SHORT TASK → Every entry here needs to be repeated exactly.

Recorded data
########

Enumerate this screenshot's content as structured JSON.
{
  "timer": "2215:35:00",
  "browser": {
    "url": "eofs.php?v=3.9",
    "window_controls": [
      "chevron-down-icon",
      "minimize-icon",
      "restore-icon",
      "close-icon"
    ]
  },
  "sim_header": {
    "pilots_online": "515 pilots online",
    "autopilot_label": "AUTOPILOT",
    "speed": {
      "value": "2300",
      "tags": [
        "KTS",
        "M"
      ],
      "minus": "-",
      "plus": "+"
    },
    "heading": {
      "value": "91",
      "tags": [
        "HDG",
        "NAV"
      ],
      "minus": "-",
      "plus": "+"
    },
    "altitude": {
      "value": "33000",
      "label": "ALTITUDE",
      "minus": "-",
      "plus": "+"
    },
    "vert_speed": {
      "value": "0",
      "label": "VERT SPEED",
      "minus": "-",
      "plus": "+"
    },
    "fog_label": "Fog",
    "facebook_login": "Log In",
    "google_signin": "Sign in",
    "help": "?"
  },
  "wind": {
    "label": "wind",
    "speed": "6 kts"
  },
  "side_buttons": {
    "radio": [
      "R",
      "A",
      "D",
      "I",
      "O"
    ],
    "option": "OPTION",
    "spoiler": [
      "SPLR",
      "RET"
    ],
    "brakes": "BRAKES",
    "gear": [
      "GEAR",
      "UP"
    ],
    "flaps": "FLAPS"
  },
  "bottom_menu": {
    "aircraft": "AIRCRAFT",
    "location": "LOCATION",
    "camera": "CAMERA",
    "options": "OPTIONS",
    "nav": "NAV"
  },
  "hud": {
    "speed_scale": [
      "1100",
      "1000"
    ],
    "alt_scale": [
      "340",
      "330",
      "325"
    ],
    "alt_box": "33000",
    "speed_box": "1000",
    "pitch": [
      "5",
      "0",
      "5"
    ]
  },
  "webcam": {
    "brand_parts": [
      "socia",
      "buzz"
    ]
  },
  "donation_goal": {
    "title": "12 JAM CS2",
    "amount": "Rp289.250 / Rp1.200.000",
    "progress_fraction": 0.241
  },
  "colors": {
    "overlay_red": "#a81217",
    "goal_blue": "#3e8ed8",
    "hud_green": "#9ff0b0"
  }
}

########

ANSWER BELOW →
Enumerate this screenshot's content as structured JSON.
{
  "timer": "2215:35:00",
  "browser": {
    "url": "eofs.php?v=3.9",
    "window_controls": [
      "chevron-down-icon",
      "minimize-icon",
      "restore-icon",
      "close-icon"
    ]
  },
  "sim_header": {
    "pilots_online": "515 pilots online",
    "autopilot_label": "AUTOPILOT",
    "speed": {
      "value": "2300",
      "tags": [
        "KTS",
        "M"
      ],
      "minus": "-",
      "plus": "+"
    },
    "heading": {
      "value": "91",
      "tags": [
        "HDG",
        "NAV"
      ],
      "minus": "-",
      "plus": "+"
    },
    "altitude": {
      "value": "33000",
      "label": "ALTITUDE",
      "minus": "-",
      "plus": "+"
    },
    "vert_speed": {
      "value": "0",
      "label": "VERT SPEED",
      "minus": "-",
      "plus": "+"
    },
    "fog_label": "Fog",
    "facebook_login": "Log In",
    "google_signin": "Sign in",
    "help": "?"
  },
  "wind": {
    "label": "wind",
    "speed": "6 kts"
  },
  "side_buttons": {
    "radio": [
      "R",
      "A",
      "D",
      "I",
      "O"
    ],
    "option": "OPTION",
    "spoiler": [
      "SPLR",
      "RET"
    ],
    "brakes": "BRAKES",
    "gear": [
      "GEAR",
      "UP"
    ],
    "flaps": "FLAPS"
  },
  "bottom_menu": {
    "aircraft": "AIRCRAFT",
    "location": "LOCATION",
    "camera": "CAMERA",
    "options": "OPTIONS",
    "nav": "NAV"
  },
  "hud": {
    "speed_scale": [
      "1100",
      "1000"
    ],
    "alt_scale": [
      "340",
      "330",
      "325"
    ],
    "alt_box": "33000",
    "speed_box": "1000",
    "pitch": [
      "5",
      "0",
      "5"
    ]
  },
  "webcam": {
    "brand_parts": [
      "socia",
      "buzz"
    ]
  },
  "donation_goal": {
    "title": "12 JAM CS2",
    "amount": "Rp289.250 / Rp1.200.000",
    "progress_fraction": 0.241
  },
  "colors": {
    "overlay_red": "#a81217",
    "goal_blue": "#3e8ed8",
    "hud_green": "#9ff0b0"
  }
}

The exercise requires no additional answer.